[Lines of data]
* BEGIN *

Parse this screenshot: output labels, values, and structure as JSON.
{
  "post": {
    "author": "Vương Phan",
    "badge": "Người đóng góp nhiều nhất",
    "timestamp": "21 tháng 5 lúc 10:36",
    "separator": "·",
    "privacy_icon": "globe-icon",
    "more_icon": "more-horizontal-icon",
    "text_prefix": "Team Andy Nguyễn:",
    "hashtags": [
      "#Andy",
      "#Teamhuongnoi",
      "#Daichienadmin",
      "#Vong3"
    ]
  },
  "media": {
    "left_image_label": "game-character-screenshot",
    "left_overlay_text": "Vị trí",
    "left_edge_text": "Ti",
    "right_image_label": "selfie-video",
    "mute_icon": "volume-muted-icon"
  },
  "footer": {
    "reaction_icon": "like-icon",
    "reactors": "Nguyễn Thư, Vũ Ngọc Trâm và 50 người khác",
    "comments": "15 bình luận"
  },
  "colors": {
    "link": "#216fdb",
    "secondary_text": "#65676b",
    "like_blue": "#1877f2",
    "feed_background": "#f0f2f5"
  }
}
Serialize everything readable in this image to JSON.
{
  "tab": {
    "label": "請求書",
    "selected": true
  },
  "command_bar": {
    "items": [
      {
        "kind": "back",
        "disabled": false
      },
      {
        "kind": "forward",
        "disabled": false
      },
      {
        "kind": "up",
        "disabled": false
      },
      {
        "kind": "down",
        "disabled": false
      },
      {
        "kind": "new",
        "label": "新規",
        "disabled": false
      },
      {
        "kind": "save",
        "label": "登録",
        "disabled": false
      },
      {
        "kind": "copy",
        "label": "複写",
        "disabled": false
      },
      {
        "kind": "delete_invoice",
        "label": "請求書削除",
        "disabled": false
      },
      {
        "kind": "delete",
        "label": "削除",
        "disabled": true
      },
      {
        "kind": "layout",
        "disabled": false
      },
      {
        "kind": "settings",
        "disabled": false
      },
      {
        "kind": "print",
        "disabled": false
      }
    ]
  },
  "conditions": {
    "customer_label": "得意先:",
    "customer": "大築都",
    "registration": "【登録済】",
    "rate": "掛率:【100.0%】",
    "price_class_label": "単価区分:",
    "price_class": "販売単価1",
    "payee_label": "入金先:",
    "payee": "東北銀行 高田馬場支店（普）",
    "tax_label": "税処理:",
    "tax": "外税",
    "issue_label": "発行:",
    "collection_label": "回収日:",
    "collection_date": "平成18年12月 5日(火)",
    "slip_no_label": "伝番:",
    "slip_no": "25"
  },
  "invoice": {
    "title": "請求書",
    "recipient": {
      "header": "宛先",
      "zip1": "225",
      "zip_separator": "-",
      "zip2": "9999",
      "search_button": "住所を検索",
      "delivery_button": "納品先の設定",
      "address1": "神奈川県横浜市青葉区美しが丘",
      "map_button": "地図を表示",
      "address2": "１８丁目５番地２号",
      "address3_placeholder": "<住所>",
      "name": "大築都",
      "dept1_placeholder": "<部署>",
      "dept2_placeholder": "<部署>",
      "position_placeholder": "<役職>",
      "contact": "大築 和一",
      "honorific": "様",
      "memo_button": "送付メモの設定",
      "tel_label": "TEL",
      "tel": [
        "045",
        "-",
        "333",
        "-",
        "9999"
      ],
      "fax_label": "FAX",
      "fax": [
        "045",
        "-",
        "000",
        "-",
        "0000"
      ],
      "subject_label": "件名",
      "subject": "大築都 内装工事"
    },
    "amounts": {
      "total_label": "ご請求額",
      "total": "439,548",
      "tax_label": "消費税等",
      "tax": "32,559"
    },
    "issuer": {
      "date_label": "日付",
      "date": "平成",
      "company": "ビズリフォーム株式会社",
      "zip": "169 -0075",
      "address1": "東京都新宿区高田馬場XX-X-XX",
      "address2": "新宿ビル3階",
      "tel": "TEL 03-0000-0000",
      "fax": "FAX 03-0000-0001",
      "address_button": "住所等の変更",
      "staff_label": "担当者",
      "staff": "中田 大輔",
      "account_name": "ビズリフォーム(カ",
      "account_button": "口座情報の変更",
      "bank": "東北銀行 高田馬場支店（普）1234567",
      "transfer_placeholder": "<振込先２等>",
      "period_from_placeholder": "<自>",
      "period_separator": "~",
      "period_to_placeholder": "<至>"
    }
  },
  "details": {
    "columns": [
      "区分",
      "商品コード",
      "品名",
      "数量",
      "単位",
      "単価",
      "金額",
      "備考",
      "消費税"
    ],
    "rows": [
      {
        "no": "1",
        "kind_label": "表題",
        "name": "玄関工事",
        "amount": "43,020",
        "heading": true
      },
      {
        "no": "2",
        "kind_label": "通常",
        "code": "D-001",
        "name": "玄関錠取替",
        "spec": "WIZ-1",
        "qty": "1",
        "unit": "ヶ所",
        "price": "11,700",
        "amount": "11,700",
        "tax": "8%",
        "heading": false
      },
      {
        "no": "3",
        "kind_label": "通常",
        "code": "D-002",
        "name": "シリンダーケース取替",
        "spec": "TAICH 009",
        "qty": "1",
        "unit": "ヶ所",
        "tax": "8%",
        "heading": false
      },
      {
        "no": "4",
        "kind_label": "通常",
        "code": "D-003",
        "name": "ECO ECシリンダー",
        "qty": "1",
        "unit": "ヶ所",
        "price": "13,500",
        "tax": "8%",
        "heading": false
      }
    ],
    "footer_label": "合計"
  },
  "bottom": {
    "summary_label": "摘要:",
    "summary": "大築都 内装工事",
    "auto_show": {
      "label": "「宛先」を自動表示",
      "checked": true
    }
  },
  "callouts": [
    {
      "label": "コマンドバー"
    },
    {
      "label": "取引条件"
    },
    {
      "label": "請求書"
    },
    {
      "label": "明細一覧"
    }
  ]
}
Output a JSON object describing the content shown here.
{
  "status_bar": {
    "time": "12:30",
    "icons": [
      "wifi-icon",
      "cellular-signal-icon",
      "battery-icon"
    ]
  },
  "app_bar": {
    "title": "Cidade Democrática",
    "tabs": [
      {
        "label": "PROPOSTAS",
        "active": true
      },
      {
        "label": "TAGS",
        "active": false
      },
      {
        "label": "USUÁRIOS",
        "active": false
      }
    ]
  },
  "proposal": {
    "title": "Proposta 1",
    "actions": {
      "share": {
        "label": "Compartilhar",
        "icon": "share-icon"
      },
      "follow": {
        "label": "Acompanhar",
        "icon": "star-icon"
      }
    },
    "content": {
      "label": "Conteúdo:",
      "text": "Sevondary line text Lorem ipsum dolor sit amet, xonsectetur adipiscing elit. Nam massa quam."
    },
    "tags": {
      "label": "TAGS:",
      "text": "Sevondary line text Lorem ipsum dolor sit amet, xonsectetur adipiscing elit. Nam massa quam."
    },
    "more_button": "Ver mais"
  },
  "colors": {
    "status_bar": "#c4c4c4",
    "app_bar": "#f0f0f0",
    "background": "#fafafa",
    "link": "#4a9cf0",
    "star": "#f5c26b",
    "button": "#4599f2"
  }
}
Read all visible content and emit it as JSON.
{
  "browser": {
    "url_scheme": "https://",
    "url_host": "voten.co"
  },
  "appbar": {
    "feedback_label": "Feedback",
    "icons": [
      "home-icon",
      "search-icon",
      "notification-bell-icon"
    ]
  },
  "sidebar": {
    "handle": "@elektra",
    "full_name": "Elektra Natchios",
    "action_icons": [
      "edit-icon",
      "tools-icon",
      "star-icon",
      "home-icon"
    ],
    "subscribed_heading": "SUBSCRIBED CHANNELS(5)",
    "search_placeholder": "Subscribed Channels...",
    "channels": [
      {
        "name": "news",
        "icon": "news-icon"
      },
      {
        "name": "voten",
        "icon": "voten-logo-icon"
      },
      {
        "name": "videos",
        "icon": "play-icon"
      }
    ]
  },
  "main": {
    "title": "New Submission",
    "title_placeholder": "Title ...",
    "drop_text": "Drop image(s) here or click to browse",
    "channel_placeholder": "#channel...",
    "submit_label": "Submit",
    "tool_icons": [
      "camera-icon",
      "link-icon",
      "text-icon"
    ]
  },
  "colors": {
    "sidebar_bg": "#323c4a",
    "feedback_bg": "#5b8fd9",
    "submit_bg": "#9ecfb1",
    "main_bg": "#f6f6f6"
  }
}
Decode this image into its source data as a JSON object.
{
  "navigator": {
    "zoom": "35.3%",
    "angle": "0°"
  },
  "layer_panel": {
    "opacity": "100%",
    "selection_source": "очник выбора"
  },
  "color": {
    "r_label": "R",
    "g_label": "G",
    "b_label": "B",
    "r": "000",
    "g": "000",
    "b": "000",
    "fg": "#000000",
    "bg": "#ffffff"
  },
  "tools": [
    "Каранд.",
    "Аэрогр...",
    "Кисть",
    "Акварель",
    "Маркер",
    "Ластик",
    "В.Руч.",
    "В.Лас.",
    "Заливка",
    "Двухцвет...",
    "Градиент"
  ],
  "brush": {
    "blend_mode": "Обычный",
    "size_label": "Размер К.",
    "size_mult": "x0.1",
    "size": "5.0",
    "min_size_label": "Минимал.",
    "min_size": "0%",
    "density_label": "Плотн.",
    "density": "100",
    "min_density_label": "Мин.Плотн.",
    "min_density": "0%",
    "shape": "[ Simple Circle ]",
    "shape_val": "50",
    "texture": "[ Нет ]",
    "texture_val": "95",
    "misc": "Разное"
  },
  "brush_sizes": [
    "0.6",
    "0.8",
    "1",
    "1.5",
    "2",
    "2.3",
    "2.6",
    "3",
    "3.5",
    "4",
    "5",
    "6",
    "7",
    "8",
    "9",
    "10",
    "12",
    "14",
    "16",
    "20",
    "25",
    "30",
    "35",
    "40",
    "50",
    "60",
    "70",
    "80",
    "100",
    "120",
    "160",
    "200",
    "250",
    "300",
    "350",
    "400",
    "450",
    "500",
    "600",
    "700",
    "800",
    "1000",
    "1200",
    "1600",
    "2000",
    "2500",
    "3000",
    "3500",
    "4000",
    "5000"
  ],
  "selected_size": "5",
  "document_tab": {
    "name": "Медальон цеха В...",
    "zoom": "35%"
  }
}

* END *

■ **Written request**: Extract all lines containing the word "screenshot".

■ **Complete output**:
Parse this screenshot: output labels, values, and structure as JSON.
    "left_image_label": "game-character-screenshot",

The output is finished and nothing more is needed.